> Given exercise
Print the listing in its entirety and exactly, leaving out images.

> Supplied records
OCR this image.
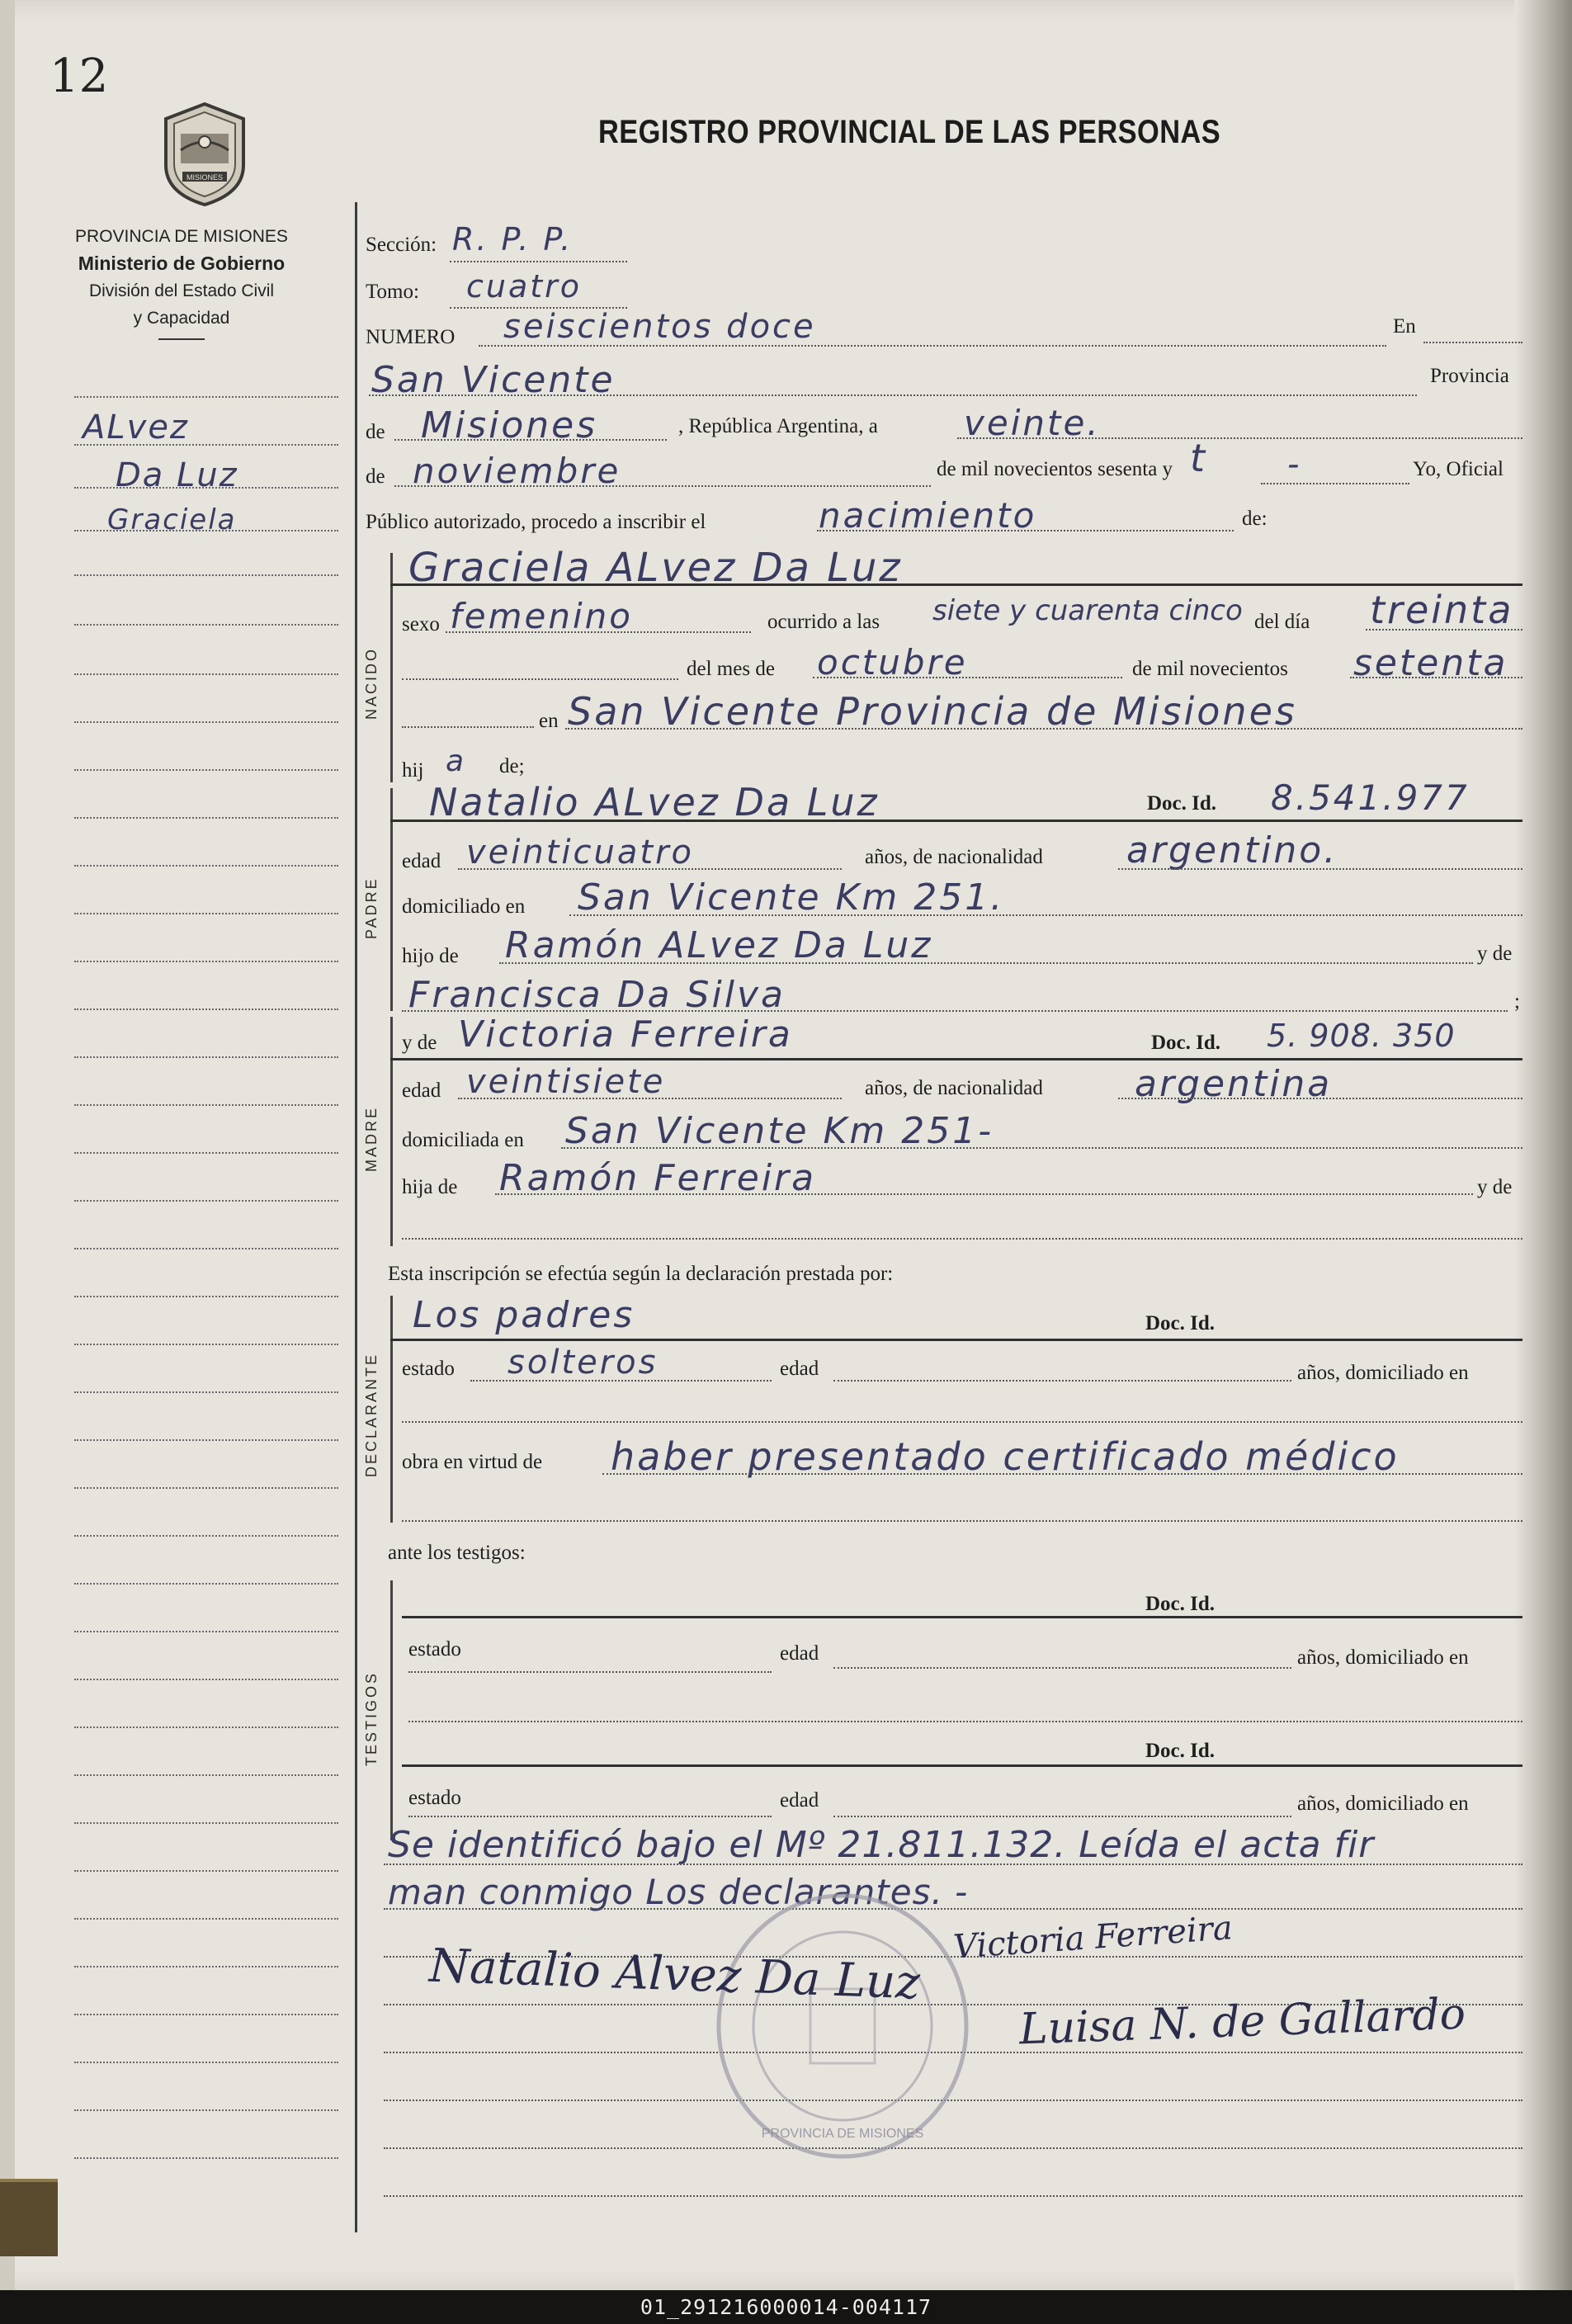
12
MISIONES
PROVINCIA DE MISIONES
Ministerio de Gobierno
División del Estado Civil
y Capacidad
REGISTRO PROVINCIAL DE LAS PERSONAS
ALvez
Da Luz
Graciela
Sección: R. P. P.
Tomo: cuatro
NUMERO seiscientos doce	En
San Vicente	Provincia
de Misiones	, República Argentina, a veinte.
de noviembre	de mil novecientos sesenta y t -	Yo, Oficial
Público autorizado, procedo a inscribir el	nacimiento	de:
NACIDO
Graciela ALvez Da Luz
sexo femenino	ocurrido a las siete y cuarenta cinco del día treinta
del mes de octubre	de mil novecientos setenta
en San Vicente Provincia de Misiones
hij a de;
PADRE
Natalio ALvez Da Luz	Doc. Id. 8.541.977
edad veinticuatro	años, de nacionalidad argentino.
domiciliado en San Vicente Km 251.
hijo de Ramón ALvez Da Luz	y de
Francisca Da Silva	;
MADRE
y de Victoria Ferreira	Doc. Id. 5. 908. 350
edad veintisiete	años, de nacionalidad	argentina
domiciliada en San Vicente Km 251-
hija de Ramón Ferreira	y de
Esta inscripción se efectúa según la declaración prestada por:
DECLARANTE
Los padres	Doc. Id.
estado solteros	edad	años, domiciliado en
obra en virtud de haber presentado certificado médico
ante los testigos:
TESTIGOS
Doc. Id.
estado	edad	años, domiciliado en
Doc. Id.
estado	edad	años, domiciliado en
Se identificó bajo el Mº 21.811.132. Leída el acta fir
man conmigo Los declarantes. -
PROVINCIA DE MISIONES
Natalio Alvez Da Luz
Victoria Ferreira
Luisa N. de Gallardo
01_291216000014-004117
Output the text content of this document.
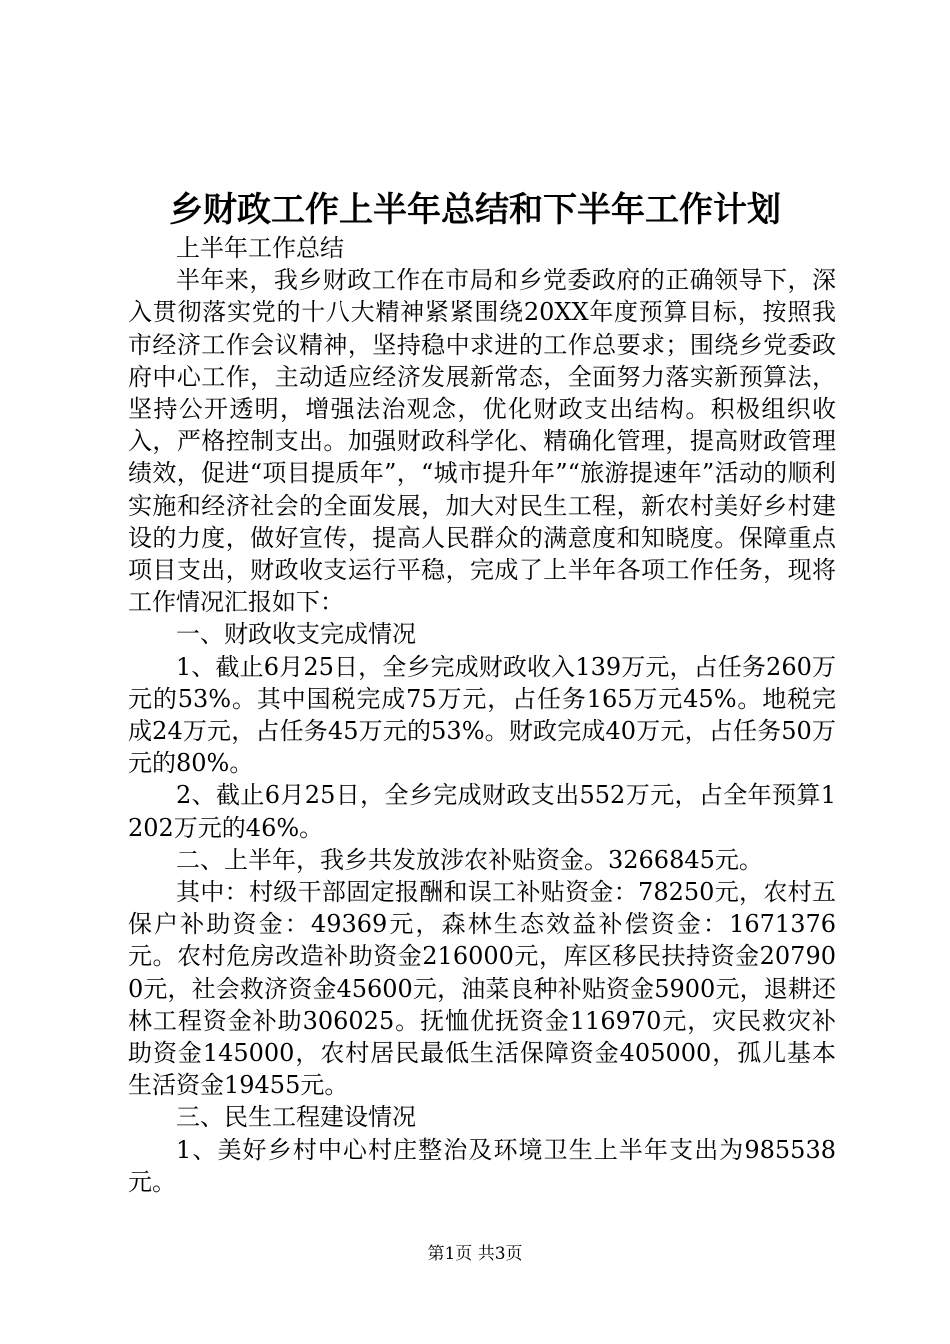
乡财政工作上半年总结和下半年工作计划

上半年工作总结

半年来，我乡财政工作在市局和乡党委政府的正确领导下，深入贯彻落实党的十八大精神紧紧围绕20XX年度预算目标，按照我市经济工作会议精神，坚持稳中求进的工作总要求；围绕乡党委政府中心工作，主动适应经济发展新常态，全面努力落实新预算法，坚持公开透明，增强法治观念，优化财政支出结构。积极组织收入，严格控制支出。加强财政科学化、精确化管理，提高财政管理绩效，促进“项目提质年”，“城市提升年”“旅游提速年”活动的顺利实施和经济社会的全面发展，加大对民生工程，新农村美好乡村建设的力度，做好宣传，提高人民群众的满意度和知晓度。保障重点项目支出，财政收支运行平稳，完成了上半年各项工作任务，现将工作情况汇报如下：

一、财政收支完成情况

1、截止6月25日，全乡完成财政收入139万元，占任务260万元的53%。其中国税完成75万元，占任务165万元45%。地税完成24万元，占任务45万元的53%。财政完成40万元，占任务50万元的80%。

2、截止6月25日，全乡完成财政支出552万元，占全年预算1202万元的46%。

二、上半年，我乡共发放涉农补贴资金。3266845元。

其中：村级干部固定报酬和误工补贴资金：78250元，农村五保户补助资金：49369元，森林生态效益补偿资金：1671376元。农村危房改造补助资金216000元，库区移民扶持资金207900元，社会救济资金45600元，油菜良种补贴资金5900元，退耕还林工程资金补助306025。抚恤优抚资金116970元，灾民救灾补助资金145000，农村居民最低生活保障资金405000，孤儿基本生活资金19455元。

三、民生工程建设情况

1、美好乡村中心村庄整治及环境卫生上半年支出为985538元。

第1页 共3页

> Task output
OCR this image.
12
MISIONES
PROVINCIA DE MISIONES
Ministerio de Gobierno
División del Estado Civil
y Capacidad
REGISTRO PROVINCIAL DE LAS PERSONAS
ALvez
Da Luz
Graciela
Sección: R. P. P.
Tomo: cuatro
NUMERO seiscientos doce	En
San Vicente	Provincia
de Misiones	, República Argentina, a veinte.
de noviembre	de mil novecientos sesenta y t -	Yo, Oficial
Público autorizado, procedo a inscribir el	nacimiento	de:
NACIDO
Graciela ALvez Da Luz
sexo femenino	ocurrido a las siete y cuarenta cinco del día treinta
del mes de octubre	de mil novecientos setenta
en San Vicente Provincia de Misiones
hij a de;
PADRE
Natalio ALvez Da Luz	Doc. Id. 8.541.977
edad veinticuatro	años, de nacionalidad argentino.
domiciliado en San Vicente Km 251.
hijo de Ramón ALvez Da Luz	y de
Francisca Da Silva	;
MADRE
y de Victoria Ferreira	Doc. Id. 5. 908. 350
edad veintisiete	años, de nacionalidad	argentina
domiciliada en San Vicente Km 251-
hija de Ramón Ferreira	y de
Esta inscripción se efectúa según la declaración prestada por:
DECLARANTE
Los padres	Doc. Id.
estado solteros	edad	años, domiciliado en
obra en virtud de haber presentado certificado médico
ante los testigos:
TESTIGOS
Doc. Id.
estado	edad	años, domiciliado en
Doc. Id.
estado	edad	años, domiciliado en
Se identificó bajo el Mº 21.811.132. Leída el acta fir
man conmigo Los declarantes. -
PROVINCIA DE MISIONES
Natalio Alvez Da Luz
Victoria Ferreira
Luisa N. de Gallardo
01_291216000014-004117
Output the text content of this document.
乡财政工作上半年总结和下半年工作计划

上半年工作总结

半年来，我乡财政工作在市局和乡党委政府的正确领导下，深入贯彻落实党的十八大精神紧紧围绕20XX年度预算目标，按照我市经济工作会议精神，坚持稳中求进的工作总要求；围绕乡党委政府中心工作，主动适应经济发展新常态，全面努力落实新预算法，坚持公开透明，增强法治观念，优化财政支出结构。积极组织收入，严格控制支出。加强财政科学化、精确化管理，提高财政管理绩效，促进“项目提质年”，“城市提升年”“旅游提速年”活动的顺利实施和经济社会的全面发展，加大对民生工程，新农村美好乡村建设的力度，做好宣传，提高人民群众的满意度和知晓度。保障重点项目支出，财政收支运行平稳，完成了上半年各项工作任务，现将工作情况汇报如下：

一、财政收支完成情况

1、截止6月25日，全乡完成财政收入139万元，占任务260万元的53%。其中国税完成75万元，占任务165万元45%。地税完成24万元，占任务45万元的53%。财政完成40万元，占任务50万元的80%。

2、截止6月25日，全乡完成财政支出552万元，占全年预算1202万元的46%。

二、上半年，我乡共发放涉农补贴资金。3266845元。

其中：村级干部固定报酬和误工补贴资金：78250元，农村五保户补助资金：49369元，森林生态效益补偿资金：1671376元。农村危房改造补助资金216000元，库区移民扶持资金207900元，社会救济资金45600元，油菜良种补贴资金5900元，退耕还林工程资金补助306025。抚恤优抚资金116970元，灾民救灾补助资金145000，农村居民最低生活保障资金405000，孤儿基本生活资金19455元。

三、民生工程建设情况

1、美好乡村中心村庄整治及环境卫生上半年支出为985538元。

第1页 共3页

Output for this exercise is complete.